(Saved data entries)
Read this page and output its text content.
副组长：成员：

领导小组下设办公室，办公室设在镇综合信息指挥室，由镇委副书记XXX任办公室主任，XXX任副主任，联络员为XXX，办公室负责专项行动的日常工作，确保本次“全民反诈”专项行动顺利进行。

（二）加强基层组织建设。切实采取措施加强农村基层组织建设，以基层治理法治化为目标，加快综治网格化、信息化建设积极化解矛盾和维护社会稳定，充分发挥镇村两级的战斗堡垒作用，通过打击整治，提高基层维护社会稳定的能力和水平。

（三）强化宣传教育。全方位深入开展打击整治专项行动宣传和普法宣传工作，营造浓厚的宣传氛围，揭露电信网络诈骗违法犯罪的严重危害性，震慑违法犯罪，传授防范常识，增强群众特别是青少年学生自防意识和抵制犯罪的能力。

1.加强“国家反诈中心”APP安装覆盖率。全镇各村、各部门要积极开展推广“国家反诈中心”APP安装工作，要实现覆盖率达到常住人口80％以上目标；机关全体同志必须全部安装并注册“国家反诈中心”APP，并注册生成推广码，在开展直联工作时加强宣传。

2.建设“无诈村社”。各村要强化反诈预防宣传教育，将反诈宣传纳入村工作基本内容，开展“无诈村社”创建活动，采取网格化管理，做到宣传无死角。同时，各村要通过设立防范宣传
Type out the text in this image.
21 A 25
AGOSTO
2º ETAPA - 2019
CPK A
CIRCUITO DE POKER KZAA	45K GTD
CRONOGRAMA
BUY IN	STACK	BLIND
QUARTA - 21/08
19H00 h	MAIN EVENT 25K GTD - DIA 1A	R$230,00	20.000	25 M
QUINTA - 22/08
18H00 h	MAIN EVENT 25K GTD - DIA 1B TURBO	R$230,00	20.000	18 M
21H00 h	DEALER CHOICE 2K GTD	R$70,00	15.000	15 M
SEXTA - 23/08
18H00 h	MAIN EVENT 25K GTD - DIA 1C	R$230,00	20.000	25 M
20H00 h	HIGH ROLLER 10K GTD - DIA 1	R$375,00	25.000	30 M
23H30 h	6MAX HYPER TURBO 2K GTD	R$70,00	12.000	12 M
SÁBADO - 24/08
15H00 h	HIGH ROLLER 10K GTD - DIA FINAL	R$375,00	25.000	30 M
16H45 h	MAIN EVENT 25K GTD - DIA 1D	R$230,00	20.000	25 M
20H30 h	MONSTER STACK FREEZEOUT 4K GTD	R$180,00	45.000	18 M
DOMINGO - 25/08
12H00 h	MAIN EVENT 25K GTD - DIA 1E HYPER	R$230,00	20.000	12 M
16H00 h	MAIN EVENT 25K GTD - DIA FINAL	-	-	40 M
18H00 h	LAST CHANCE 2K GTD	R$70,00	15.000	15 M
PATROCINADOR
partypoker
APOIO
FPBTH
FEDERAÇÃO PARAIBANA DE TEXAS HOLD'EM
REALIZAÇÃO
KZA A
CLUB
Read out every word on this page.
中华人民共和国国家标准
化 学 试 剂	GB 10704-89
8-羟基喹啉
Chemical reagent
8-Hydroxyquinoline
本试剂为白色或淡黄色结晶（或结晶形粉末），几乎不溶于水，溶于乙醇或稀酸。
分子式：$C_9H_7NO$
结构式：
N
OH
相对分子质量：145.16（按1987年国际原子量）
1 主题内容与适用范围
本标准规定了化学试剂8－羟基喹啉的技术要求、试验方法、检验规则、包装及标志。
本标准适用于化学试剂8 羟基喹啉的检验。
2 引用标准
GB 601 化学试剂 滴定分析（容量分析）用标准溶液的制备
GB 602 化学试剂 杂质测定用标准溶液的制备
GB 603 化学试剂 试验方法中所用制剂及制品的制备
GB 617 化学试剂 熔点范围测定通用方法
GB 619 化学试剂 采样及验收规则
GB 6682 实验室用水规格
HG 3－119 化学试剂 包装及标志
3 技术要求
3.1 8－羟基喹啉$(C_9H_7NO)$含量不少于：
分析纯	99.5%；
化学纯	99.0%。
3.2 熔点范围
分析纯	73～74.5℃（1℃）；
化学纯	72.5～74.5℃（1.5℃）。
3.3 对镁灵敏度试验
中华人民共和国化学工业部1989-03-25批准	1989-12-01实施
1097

What you have to do:
Repeat every line of the material exactly as given.

Task result:
Read this page and output its text content.
副组长：成员：

领导小组下设办公室，办公室设在镇综合信息指挥室，由镇委副书记XXX任办公室主任，XXX任副主任，联络员为XXX，办公室负责专项行动的日常工作，确保本次“全民反诈”专项行动顺利进行。

（二）加强基层组织建设。切实采取措施加强农村基层组织建设，以基层治理法治化为目标，加快综治网格化、信息化建设积极化解矛盾和维护社会稳定，充分发挥镇村两级的战斗堡垒作用，通过打击整治，提高基层维护社会稳定的能力和水平。

（三）强化宣传教育。全方位深入开展打击整治专项行动宣传和普法宣传工作，营造浓厚的宣传氛围，揭露电信网络诈骗违法犯罪的严重危害性，震慑违法犯罪，传授防范常识，增强群众特别是青少年学生自防意识和抵制犯罪的能力。

1.加强“国家反诈中心”APP安装覆盖率。全镇各村、各部门要积极开展推广“国家反诈中心”APP安装工作，要实现覆盖率达到常住人口80％以上目标；机关全体同志必须全部安装并注册“国家反诈中心”APP，并注册生成推广码，在开展直联工作时加强宣传。

2.建设“无诈村社”。各村要强化反诈预防宣传教育，将反诈宣传纳入村工作基本内容，开展“无诈村社”创建活动，采取网格化管理，做到宣传无死角。同时，各村要通过设立防范宣传
Type out the text in this image.
21 A 25
AGOSTO
2º ETAPA - 2019
CPK A
CIRCUITO DE POKER KZAA	45K GTD
CRONOGRAMA
BUY IN	STACK	BLIND
QUARTA - 21/08
19H00 h	MAIN EVENT 25K GTD - DIA 1A	R$230,00	20.000	25 M
QUINTA - 22/08
18H00 h	MAIN EVENT 25K GTD - DIA 1B TURBO	R$230,00	20.000	18 M
21H00 h	DEALER CHOICE 2K GTD	R$70,00	15.000	15 M
SEXTA - 23/08
18H00 h	MAIN EVENT 25K GTD - DIA 1C	R$230,00	20.000	25 M
20H00 h	HIGH ROLLER 10K GTD - DIA 1	R$375,00	25.000	30 M
23H30 h	6MAX HYPER TURBO 2K GTD	R$70,00	12.000	12 M
SÁBADO - 24/08
15H00 h	HIGH ROLLER 10K GTD - DIA FINAL	R$375,00	25.000	30 M
16H45 h	MAIN EVENT 25K GTD - DIA 1D	R$230,00	20.000	25 M
20H30 h	MONSTER STACK FREEZEOUT 4K GTD	R$180,00	45.000	18 M
DOMINGO - 25/08
12H00 h	MAIN EVENT 25K GTD - DIA 1E HYPER	R$230,00	20.000	12 M
16H00 h	MAIN EVENT 25K GTD - DIA FINAL	-	-	40 M
18H00 h	LAST CHANCE 2K GTD	R$70,00	15.000	15 M
PATROCINADOR
partypoker
APOIO
FPBTH
FEDERAÇÃO PARAIBANA DE TEXAS HOLD'EM
REALIZAÇÃO
KZA A
CLUB
Read out every word on this page.
中华人民共和国国家标准
化 学 试 剂	GB 10704-89
8-羟基喹啉
Chemical reagent
8-Hydroxyquinoline
本试剂为白色或淡黄色结晶（或结晶形粉末），几乎不溶于水，溶于乙醇或稀酸。
分子式：$C_9H_7NO$
结构式：
N
OH
相对分子质量：145.16（按1987年国际原子量）
1 主题内容与适用范围
本标准规定了化学试剂8－羟基喹啉的技术要求、试验方法、检验规则、包装及标志。
本标准适用于化学试剂8 羟基喹啉的检验。
2 引用标准
GB 601 化学试剂 滴定分析（容量分析）用标准溶液的制备
GB 602 化学试剂 杂质测定用标准溶液的制备
GB 603 化学试剂 试验方法中所用制剂及制品的制备
GB 617 化学试剂 熔点范围测定通用方法
GB 619 化学试剂 采样及验收规则
GB 6682 实验室用水规格
HG 3－119 化学试剂 包装及标志
3 技术要求
3.1 8－羟基喹啉$(C_9H_7NO)$含量不少于：
分析纯	99.5%；
化学纯	99.0%。
3.2 熔点范围
分析纯	73～74.5℃（1℃）；
化学纯	72.5～74.5℃（1.5℃）。
3.3 对镁灵敏度试验
中华人民共和国化学工业部1989-03-25批准	1989-12-01实施
1097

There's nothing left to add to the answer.